[Begin RECORD EXTRACTS]

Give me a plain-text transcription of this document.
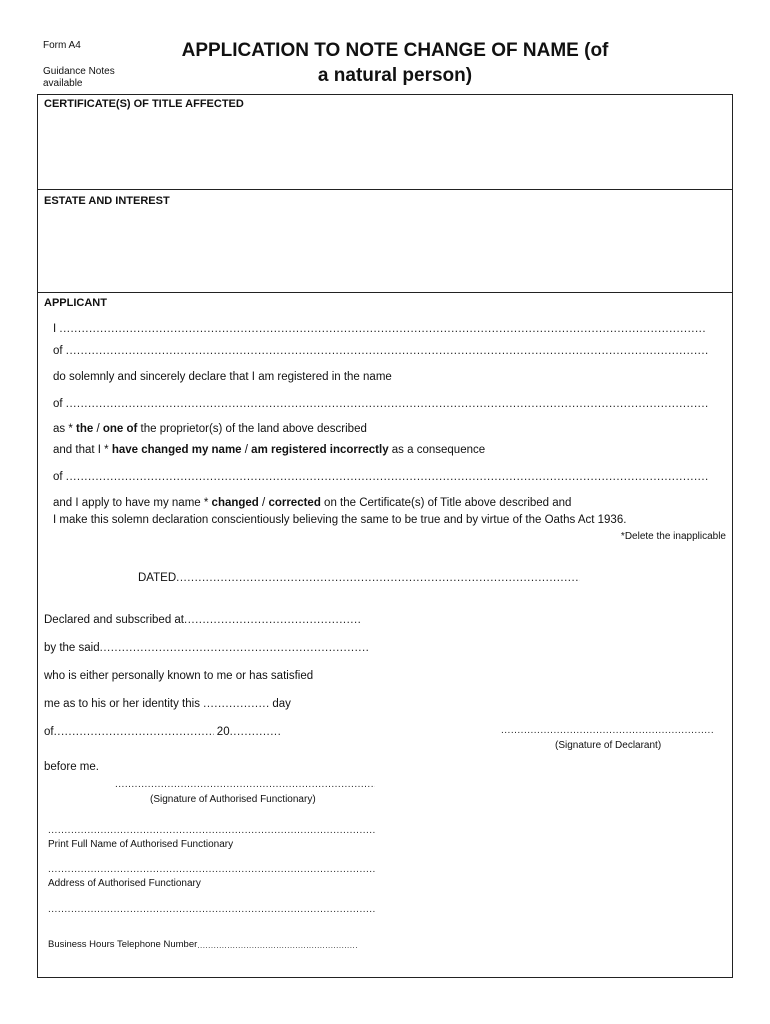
Form A4
Guidance Notes
available
APPLICATION TO NOTE CHANGE OF NAME (of
a natural person)
CERTIFICATE(S) OF TITLE AFFECTED
ESTATE AND INTEREST
APPLICANT
I .....
of .....
do solemnly and sincerely declare that I am registered in the name
of .....
as * the / one of the proprietor(s) of the land above described
and that I * have changed my name / am registered incorrectly as a consequence
of .....
and I apply to have my name * changed / corrected on the Certificate(s) of Title above described and
I make this solemn declaration conscientiously believing the same to be true and by virtue of the Oaths Act 1936.
*Delete the inapplicable
DATED.....
Declared and subscribed at.....
by the said.....
who is either personally known to me or has satisfied
me as to his or her identity this .....	day
of .....	20.....
.....
(Signature of Declarant)
before me.
.....
(Signature of Authorised Functionary)
.....
Print Full Name of Authorised Functionary
.....
Address of Authorised Functionary
.....
Business Hours Telephone Number.....
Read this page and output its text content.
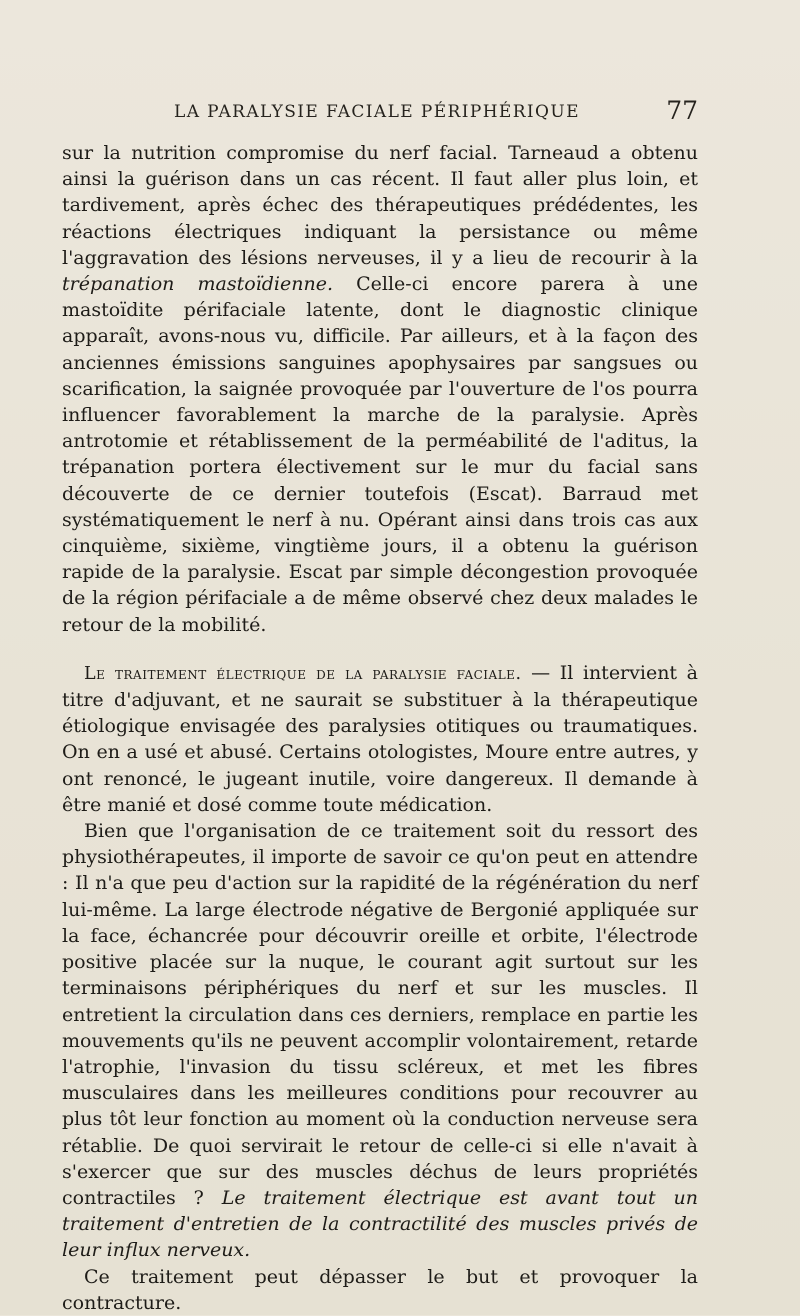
LA PARALYSIE FACIALE PÉRIPHÉRIQUE	77

sur la nutrition compromise du nerf facial. Tarneaud a obtenu ainsi la guérison dans un cas récent. Il faut aller plus loin, et tardivement, après échec des thérapeutiques prédédentes, les réactions électriques indiquant la persistance ou même l'aggravation des lésions nerveuses, il y a lieu de recourir à la trépanation mastoïdienne. Celle-ci encore parera à une mastoïdite périfaciale latente, dont le diagnostic clinique apparaît, avons-nous vu, difficile. Par ailleurs, et à la façon des anciennes émissions sanguines apophysaires par sangsues ou scarification, la saignée provoquée par l'ouverture de l'os pourra influencer favorablement la marche de la paralysie. Après antrotomie et rétablissement de la perméabilité de l'aditus, la trépanation portera électivement sur le mur du facial sans découverte de ce dernier toutefois (Escat). Barraud met systématiquement le nerf à nu. Opérant ainsi dans trois cas aux cinquième, sixième, vingtième jours, il a obtenu la guérison rapide de la paralysie. Escat par simple décongestion provoquée de la région périfaciale a de même observé chez deux malades le retour de la mobilité.

Le traitement électrique de la paralysie faciale. — Il intervient à titre d'adjuvant, et ne saurait se substituer à la thérapeutique étiologique envisagée des paralysies otitiques ou traumatiques. On en a usé et abusé. Certains otologistes, Moure entre autres, y ont renoncé, le jugeant inutile, voire dangereux. Il demande à être manié et dosé comme toute médication.

Bien que l'organisation de ce traitement soit du ressort des physiothérapeutes, il importe de savoir ce qu'on peut en attendre : Il n'a que peu d'action sur la rapidité de la régénération du nerf lui-même. La large électrode négative de Bergonié appliquée sur la face, échancrée pour découvrir oreille et orbite, l'électrode positive placée sur la nuque, le courant agit surtout sur les terminaisons périphériques du nerf et sur les muscles. Il entretient la circulation dans ces derniers, remplace en partie les mouvements qu'ils ne peuvent accomplir volontairement, retarde l'atrophie, l'invasion du tissu scléreux, et met les fibres musculaires dans les meilleures conditions pour recouvrer au plus tôt leur fonction au moment où la conduction nerveuse sera rétablie. De quoi servirait le retour de celle-ci si elle n'avait à s'exercer que sur des muscles déchus de leurs propriétés contractiles ? Le traitement électrique est avant tout un traitement d'entretien de la contractilité des muscles privés de leur influx nerveux.

Ce traitement peut dépasser le but et provoquer la contracture.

[End RECORD EXTRACTS]

Make an exact copy of the records above, with the pictures left out.

- **FINISHED ANSWER**:
Give me a plain-text transcription of this document.
Form A4
Guidance Notes
available
APPLICATION TO NOTE CHANGE OF NAME (of
a natural person)
CERTIFICATE(S) OF TITLE AFFECTED
ESTATE AND INTEREST
APPLICANT
I .....
of .....
do solemnly and sincerely declare that I am registered in the name
of .....
as * the / one of the proprietor(s) of the land above described
and that I * have changed my name / am registered incorrectly as a consequence
of .....
and I apply to have my name * changed / corrected on the Certificate(s) of Title above described and
I make this solemn declaration conscientiously believing the same to be true and by virtue of the Oaths Act 1936.
*Delete the inapplicable
DATED.....
Declared and subscribed at.....
by the said.....
who is either personally known to me or has satisfied
me as to his or her identity this .....	day
of .....	20.....
.....
(Signature of Declarant)
before me.
.....
(Signature of Authorised Functionary)
.....
Print Full Name of Authorised Functionary
.....
Address of Authorised Functionary
.....
Business Hours Telephone Number.....
Read this page and output its text content.
LA PARALYSIE FACIALE PÉRIPHÉRIQUE	77

sur la nutrition compromise du nerf facial. Tarneaud a obtenu ainsi la guérison dans un cas récent. Il faut aller plus loin, et tardivement, après échec des thérapeutiques prédédentes, les réactions électriques indiquant la persistance ou même l'aggravation des lésions nerveuses, il y a lieu de recourir à la trépanation mastoïdienne. Celle-ci encore parera à une mastoïdite périfaciale latente, dont le diagnostic clinique apparaît, avons-nous vu, difficile. Par ailleurs, et à la façon des anciennes émissions sanguines apophysaires par sangsues ou scarification, la saignée provoquée par l'ouverture de l'os pourra influencer favorablement la marche de la paralysie. Après antrotomie et rétablissement de la perméabilité de l'aditus, la trépanation portera électivement sur le mur du facial sans découverte de ce dernier toutefois (Escat). Barraud met systématiquement le nerf à nu. Opérant ainsi dans trois cas aux cinquième, sixième, vingtième jours, il a obtenu la guérison rapide de la paralysie. Escat par simple décongestion provoquée de la région périfaciale a de même observé chez deux malades le retour de la mobilité.

Le traitement électrique de la paralysie faciale. — Il intervient à titre d'adjuvant, et ne saurait se substituer à la thérapeutique étiologique envisagée des paralysies otitiques ou traumatiques. On en a usé et abusé. Certains otologistes, Moure entre autres, y ont renoncé, le jugeant inutile, voire dangereux. Il demande à être manié et dosé comme toute médication.

Bien que l'organisation de ce traitement soit du ressort des physiothérapeutes, il importe de savoir ce qu'on peut en attendre : Il n'a que peu d'action sur la rapidité de la régénération du nerf lui-même. La large électrode négative de Bergonié appliquée sur la face, échancrée pour découvrir oreille et orbite, l'électrode positive placée sur la nuque, le courant agit surtout sur les terminaisons périphériques du nerf et sur les muscles. Il entretient la circulation dans ces derniers, remplace en partie les mouvements qu'ils ne peuvent accomplir volontairement, retarde l'atrophie, l'invasion du tissu scléreux, et met les fibres musculaires dans les meilleures conditions pour recouvrer au plus tôt leur fonction au moment où la conduction nerveuse sera rétablie. De quoi servirait le retour de celle-ci si elle n'avait à s'exercer que sur des muscles déchus de leurs propriétés contractiles ? Le traitement électrique est avant tout un traitement d'entretien de la contractilité des muscles privés de leur influx nerveux.

Ce traitement peut dépasser le but et provoquer la contracture.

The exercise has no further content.